**Problem statement:** Return the whole listing exactly as it stands.

#### Available data ####

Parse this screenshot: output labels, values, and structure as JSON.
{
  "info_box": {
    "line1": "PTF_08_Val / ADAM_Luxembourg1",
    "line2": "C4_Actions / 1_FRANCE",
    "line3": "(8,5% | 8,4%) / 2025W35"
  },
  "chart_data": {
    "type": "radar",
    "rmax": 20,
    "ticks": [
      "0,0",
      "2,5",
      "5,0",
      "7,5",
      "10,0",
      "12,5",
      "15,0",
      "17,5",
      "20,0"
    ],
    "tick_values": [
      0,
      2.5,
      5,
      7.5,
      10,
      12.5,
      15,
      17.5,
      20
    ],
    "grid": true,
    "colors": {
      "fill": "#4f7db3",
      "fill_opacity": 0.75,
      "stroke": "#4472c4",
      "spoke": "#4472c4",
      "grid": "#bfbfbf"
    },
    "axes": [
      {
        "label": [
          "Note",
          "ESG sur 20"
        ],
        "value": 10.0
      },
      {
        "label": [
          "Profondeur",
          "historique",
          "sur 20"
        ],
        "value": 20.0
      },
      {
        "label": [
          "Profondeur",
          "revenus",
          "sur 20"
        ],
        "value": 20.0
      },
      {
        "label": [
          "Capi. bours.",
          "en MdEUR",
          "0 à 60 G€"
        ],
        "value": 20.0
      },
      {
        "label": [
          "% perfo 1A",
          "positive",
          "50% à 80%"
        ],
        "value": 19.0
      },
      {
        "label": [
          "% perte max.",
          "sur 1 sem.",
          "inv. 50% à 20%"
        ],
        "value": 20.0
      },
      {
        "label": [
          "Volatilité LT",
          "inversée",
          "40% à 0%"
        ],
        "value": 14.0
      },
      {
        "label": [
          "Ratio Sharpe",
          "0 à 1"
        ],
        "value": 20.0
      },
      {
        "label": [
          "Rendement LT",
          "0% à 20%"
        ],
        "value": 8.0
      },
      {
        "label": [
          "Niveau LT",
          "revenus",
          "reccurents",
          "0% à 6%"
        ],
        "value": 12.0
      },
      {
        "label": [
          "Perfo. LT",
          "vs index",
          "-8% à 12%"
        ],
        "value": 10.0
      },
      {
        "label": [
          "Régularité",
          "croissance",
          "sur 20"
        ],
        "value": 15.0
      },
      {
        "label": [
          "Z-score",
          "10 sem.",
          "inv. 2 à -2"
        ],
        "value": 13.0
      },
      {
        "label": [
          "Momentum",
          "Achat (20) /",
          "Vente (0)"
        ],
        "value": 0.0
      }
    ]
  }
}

####

**Output of the exercise:**
Parse this screenshot: output labels, values, and structure as JSON.
{
  "info_box": {
    "line1": "PTF_08_Val / ADAM_Luxembourg1",
    "line2": "C4_Actions / 1_FRANCE",
    "line3": "(8,5% | 8,4%) / 2025W35"
  },
  "chart_data": {
    "type": "radar",
    "rmax": 20,
    "ticks": [
      "0,0",
      "2,5",
      "5,0",
      "7,5",
      "10,0",
      "12,5",
      "15,0",
      "17,5",
      "20,0"
    ],
    "tick_values": [
      0,
      2.5,
      5,
      7.5,
      10,
      12.5,
      15,
      17.5,
      20
    ],
    "grid": true,
    "colors": {
      "fill": "#4f7db3",
      "fill_opacity": 0.75,
      "stroke": "#4472c4",
      "spoke": "#4472c4",
      "grid": "#bfbfbf"
    },
    "axes": [
      {
        "label": [
          "Note",
          "ESG sur 20"
        ],
        "value": 10.0
      },
      {
        "label": [
          "Profondeur",
          "historique",
          "sur 20"
        ],
        "value": 20.0
      },
      {
        "label": [
          "Profondeur",
          "revenus",
          "sur 20"
        ],
        "value": 20.0
      },
      {
        "label": [
          "Capi. bours.",
          "en MdEUR",
          "0 à 60 G€"
        ],
        "value": 20.0
      },
      {
        "label": [
          "% perfo 1A",
          "positive",
          "50% à 80%"
        ],
        "value": 19.0
      },
      {
        "label": [
          "% perte max.",
          "sur 1 sem.",
          "inv. 50% à 20%"
        ],
        "value": 20.0
      },
      {
        "label": [
          "Volatilité LT",
          "inversée",
          "40% à 0%"
        ],
        "value": 14.0
      },
      {
        "label": [
          "Ratio Sharpe",
          "0 à 1"
        ],
        "value": 20.0
      },
      {
        "label": [
          "Rendement LT",
          "0% à 20%"
        ],
        "value": 8.0
      },
      {
        "label": [
          "Niveau LT",
          "revenus",
          "reccurents",
          "0% à 6%"
        ],
        "value": 12.0
      },
      {
        "label": [
          "Perfo. LT",
          "vs index",
          "-8% à 12%"
        ],
        "value": 10.0
      },
      {
        "label": [
          "Régularité",
          "croissance",
          "sur 20"
        ],
        "value": 15.0
      },
      {
        "label": [
          "Z-score",
          "10 sem.",
          "inv. 2 à -2"
        ],
        "value": 13.0
      },
      {
        "label": [
          "Momentum",
          "Achat (20) /",
          "Vente (0)"
        ],
        "value": 0.0
      }
    ]
  }
}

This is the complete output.